Aim → Output the full listing below exactly as it reads, and skip anything that is a picture.

Raw data →
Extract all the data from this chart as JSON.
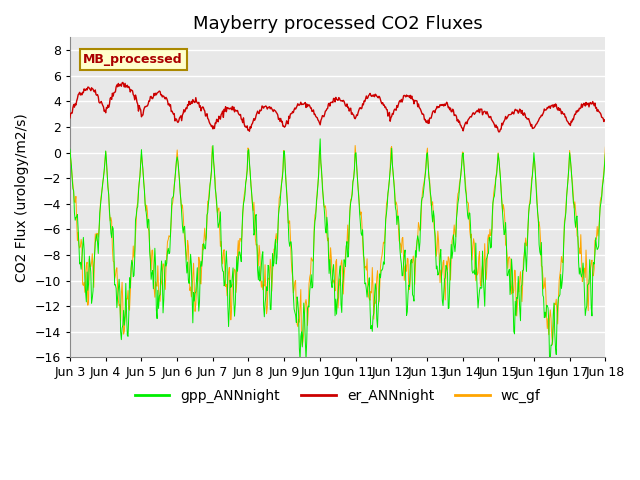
{
  "title": "Mayberry processed CO2 Fluxes",
  "ylabel": "CO2 Flux (urology/m2/s)",
  "ylim": [
    -16,
    9
  ],
  "yticks": [
    -16,
    -14,
    -12,
    -10,
    -8,
    -6,
    -4,
    -2,
    0,
    2,
    4,
    6,
    8
  ],
  "xtick_labels": [
    "Jun 3",
    "Jun 4",
    "Jun 5",
    "Jun 6",
    "Jun 7",
    "Jun 8",
    "Jun 9",
    "Jun 10",
    "Jun 11",
    "Jun 12",
    "Jun 13",
    "Jun 14",
    "Jun 15",
    "Jun 16",
    "Jun 17",
    "Jun 18"
  ],
  "annotation_text": "MB_processed",
  "annotation_color": "#aa0000",
  "annotation_bg": "#ffffcc",
  "annotation_border": "#aa8800",
  "gpp_color": "#00ee00",
  "er_color": "#cc0000",
  "wc_color": "#ffa500",
  "legend_labels": [
    "gpp_ANNnight",
    "er_ANNnight",
    "wc_gf"
  ],
  "fig_bg": "#ffffff",
  "plot_bg": "#e8e8e8",
  "grid_color": "#ffffff",
  "n_days": 15,
  "points_per_day": 48,
  "title_fontsize": 13,
  "label_fontsize": 10,
  "tick_fontsize": 9
}
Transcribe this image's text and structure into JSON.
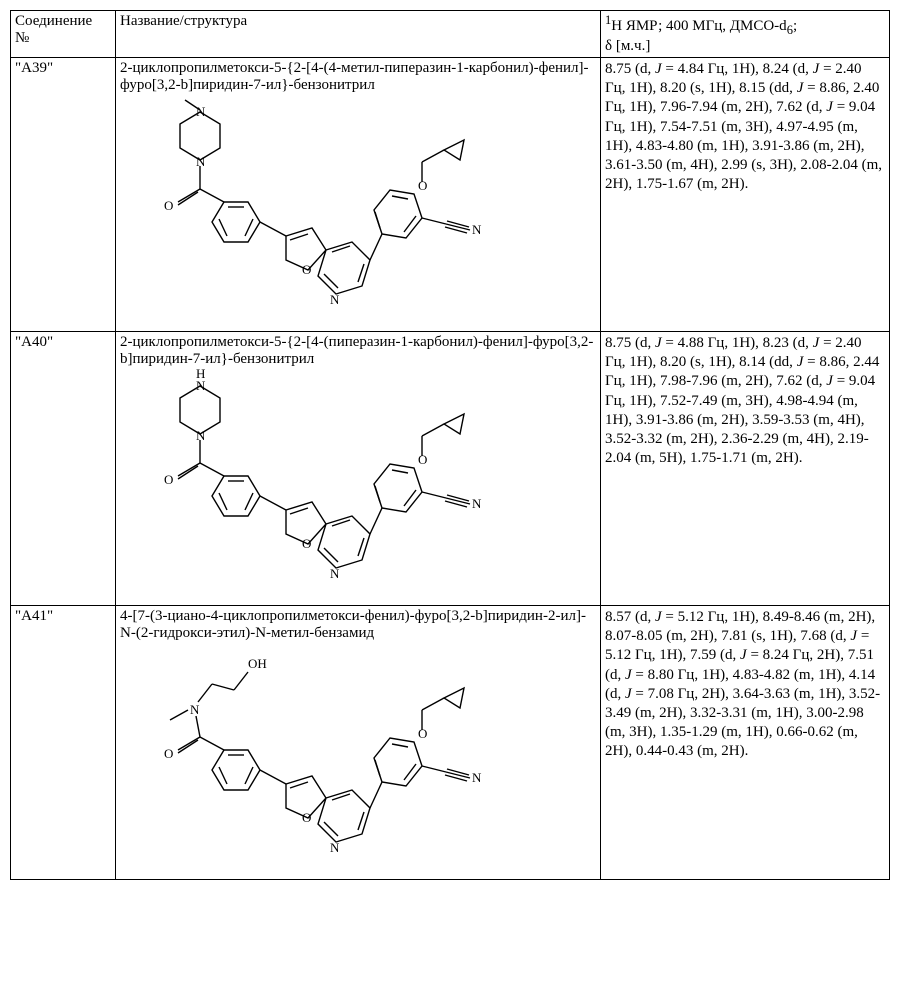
{
  "header": {
    "col1_line1": "Соединение",
    "col1_line2": "№",
    "col2": "Название/структура",
    "col3_prefix_sup": "1",
    "col3_line1_rest": "Н ЯМР; 400 МГц, ДМСО-d",
    "col3_sub": "6",
    "col3_semicolon": ";",
    "col3_line2": "δ [м.ч.]"
  },
  "rows": [
    {
      "id": "\"A39\"",
      "name": "2-циклопропилметокси-5-{2-[4-(4-метил-пиперазин-1-карбонил)-фенил]-фуро[3,2-b]пиридин-7-ил}-бензонитрил",
      "nmr_html": "8.75 (d, <i>J</i> = 4.84 Гц, 1H), 8.24 (d, <i>J</i> = 2.40 Гц, 1H), 8.20 (s, 1H), 8.15 (dd, <i>J</i> = 8.86, 2.40 Гц, 1H), 7.96-7.94 (m, 2H), 7.62 (d, <i>J</i> = 9.04 Гц, 1H), 7.54-7.51 (m, 3H), 4.97-4.95 (m, 1H), 4.83-4.80 (m, 1H), 3.91-3.86 (m, 2H), 3.61-3.50 (m, 4H), 2.99 (s, 3H), 2.08-2.04 (m, 2H), 1.75-1.67 (m, 2H).",
      "structure": {
        "stroke": "#000000",
        "stroke_width": 1.4,
        "piperazine_n_sub": "methyl"
      }
    },
    {
      "id": "\"A40\"",
      "name": "2-циклопропилметокси-5-{2-[4-(пиперазин-1-карбонил)-фенил]-фуро[3,2-b]пиридин-7-ил}-бензонитрил",
      "nmr_html": "8.75 (d, <i>J</i> = 4.88 Гц, 1H), 8.23 (d, <i>J</i> = 2.40 Гц, 1H), 8.20 (s, 1H), 8.14 (dd, <i>J</i> = 8.86, 2.44 Гц, 1H), 7.98-7.96 (m, 2H), 7.62 (d, <i>J</i> = 9.04 Гц, 1H), 7.52-7.49 (m, 3H), 4.98-4.94 (m, 1H), 3.91-3.86 (m, 2H), 3.59-3.53 (m, 4H), 3.52-3.32 (m, 2H), 2.36-2.29 (m, 4H), 2.19-2.04 (m, 5H), 1.75-1.71 (m, 2H).",
      "structure": {
        "stroke": "#000000",
        "stroke_width": 1.4,
        "piperazine_n_sub": "H"
      }
    },
    {
      "id": "\"A41\"",
      "name": "4-[7-(3-циано-4-циклопропилметокси-фенил)-фуро[3,2-b]пиридин-2-ил]-N-(2-гидрокси-этил)-N-метил-бензамид",
      "nmr_html": "8.57 (d, <i>J</i> = 5.12 Гц, 1H), 8.49-8.46 (m, 2H), 8.07-8.05 (m, 2H), 7.81 (s, 1H), 7.68 (d, <i>J</i> = 5.12 Гц, 1H), 7.59 (d, <i>J</i> = 8.24 Гц, 2H), 7.51 (d, <i>J</i> = 8.80 Гц, 1H), 4.83-4.82 (m, 1H), 4.14 (d, <i>J</i> = 7.08 Гц, 2H), 3.64-3.63 (m, 1H), 3.52-3.49 (m, 2H), 3.32-3.31 (m, 1H), 3.00-2.98 (m, 3H), 1.35-1.29 (m, 1H), 0.66-0.62 (m, 2H), 0.44-0.43 (m, 2H).",
      "structure": {
        "stroke": "#000000",
        "stroke_width": 1.4,
        "left_group": "hydroxyethyl_methyl_amide"
      }
    }
  ]
}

Result →
Extract all the data from this chart as JSON.
{
  "title": "Mayberry processed CO2 Fluxes",
  "ylabel": "CO2 Flux (urology/m2/s)",
  "ylim": [
    -16,
    9
  ],
  "yticks": [
    -16,
    -14,
    -12,
    -10,
    -8,
    -6,
    -4,
    -2,
    0,
    2,
    4,
    6,
    8
  ],
  "xtick_labels": [
    "Jun 3",
    "Jun 4",
    "Jun 5",
    "Jun 6",
    "Jun 7",
    "Jun 8",
    "Jun 9",
    "Jun 10",
    "Jun 11",
    "Jun 12",
    "Jun 13",
    "Jun 14",
    "Jun 15",
    "Jun 16",
    "Jun 17",
    "Jun 18"
  ],
  "annotation_text": "MB_processed",
  "annotation_color": "#aa0000",
  "annotation_bg": "#ffffcc",
  "annotation_border": "#aa8800",
  "gpp_color": "#00ee00",
  "er_color": "#cc0000",
  "wc_color": "#ffa500",
  "legend_labels": [
    "gpp_ANNnight",
    "er_ANNnight",
    "wc_gf"
  ],
  "fig_bg": "#ffffff",
  "plot_bg": "#e8e8e8",
  "grid_color": "#ffffff",
  "n_days": 15,
  "points_per_day": 48,
  "title_fontsize": 13,
  "label_fontsize": 10,
  "tick_fontsize": 9
}
Transcribe this image's text and structure into JSON.
{
  "header": {
    "col1_line1": "Соединение",
    "col1_line2": "№",
    "col2": "Название/структура",
    "col3_prefix_sup": "1",
    "col3_line1_rest": "Н ЯМР; 400 МГц, ДМСО-d",
    "col3_sub": "6",
    "col3_semicolon": ";",
    "col3_line2": "δ [м.ч.]"
  },
  "rows": [
    {
      "id": "\"A39\"",
      "name": "2-циклопропилметокси-5-{2-[4-(4-метил-пиперазин-1-карбонил)-фенил]-фуро[3,2-b]пиридин-7-ил}-бензонитрил",
      "nmr_html": "8.75 (d, <i>J</i> = 4.84 Гц, 1H), 8.24 (d, <i>J</i> = 2.40 Гц, 1H), 8.20 (s, 1H), 8.15 (dd, <i>J</i> = 8.86, 2.40 Гц, 1H), 7.96-7.94 (m, 2H), 7.62 (d, <i>J</i> = 9.04 Гц, 1H), 7.54-7.51 (m, 3H), 4.97-4.95 (m, 1H), 4.83-4.80 (m, 1H), 3.91-3.86 (m, 2H), 3.61-3.50 (m, 4H), 2.99 (s, 3H), 2.08-2.04 (m, 2H), 1.75-1.67 (m, 2H).",
      "structure": {
        "stroke": "#000000",
        "stroke_width": 1.4,
        "piperazine_n_sub": "methyl"
      }
    },
    {
      "id": "\"A40\"",
      "name": "2-циклопропилметокси-5-{2-[4-(пиперазин-1-карбонил)-фенил]-фуро[3,2-b]пиридин-7-ил}-бензонитрил",
      "nmr_html": "8.75 (d, <i>J</i> = 4.88 Гц, 1H), 8.23 (d, <i>J</i> = 2.40 Гц, 1H), 8.20 (s, 1H), 8.14 (dd, <i>J</i> = 8.86, 2.44 Гц, 1H), 7.98-7.96 (m, 2H), 7.62 (d, <i>J</i> = 9.04 Гц, 1H), 7.52-7.49 (m, 3H), 4.98-4.94 (m, 1H), 3.91-3.86 (m, 2H), 3.59-3.53 (m, 4H), 3.52-3.32 (m, 2H), 2.36-2.29 (m, 4H), 2.19-2.04 (m, 5H), 1.75-1.71 (m, 2H).",
      "structure": {
        "stroke": "#000000",
        "stroke_width": 1.4,
        "piperazine_n_sub": "H"
      }
    },
    {
      "id": "\"A41\"",
      "name": "4-[7-(3-циано-4-циклопропилметокси-фенил)-фуро[3,2-b]пиридин-2-ил]-N-(2-гидрокси-этил)-N-метил-бензамид",
      "nmr_html": "8.57 (d, <i>J</i> = 5.12 Гц, 1H), 8.49-8.46 (m, 2H), 8.07-8.05 (m, 2H), 7.81 (s, 1H), 7.68 (d, <i>J</i> = 5.12 Гц, 1H), 7.59 (d, <i>J</i> = 8.24 Гц, 2H), 7.51 (d, <i>J</i> = 8.80 Гц, 1H), 4.83-4.82 (m, 1H), 4.14 (d, <i>J</i> = 7.08 Гц, 2H), 3.64-3.63 (m, 1H), 3.52-3.49 (m, 2H), 3.32-3.31 (m, 1H), 3.00-2.98 (m, 3H), 1.35-1.29 (m, 1H), 0.66-0.62 (m, 2H), 0.44-0.43 (m, 2H).",
      "structure": {
        "stroke": "#000000",
        "stroke_width": 1.4,
        "left_group": "hydroxyethyl_methyl_amide"
      }
    }
  ]
}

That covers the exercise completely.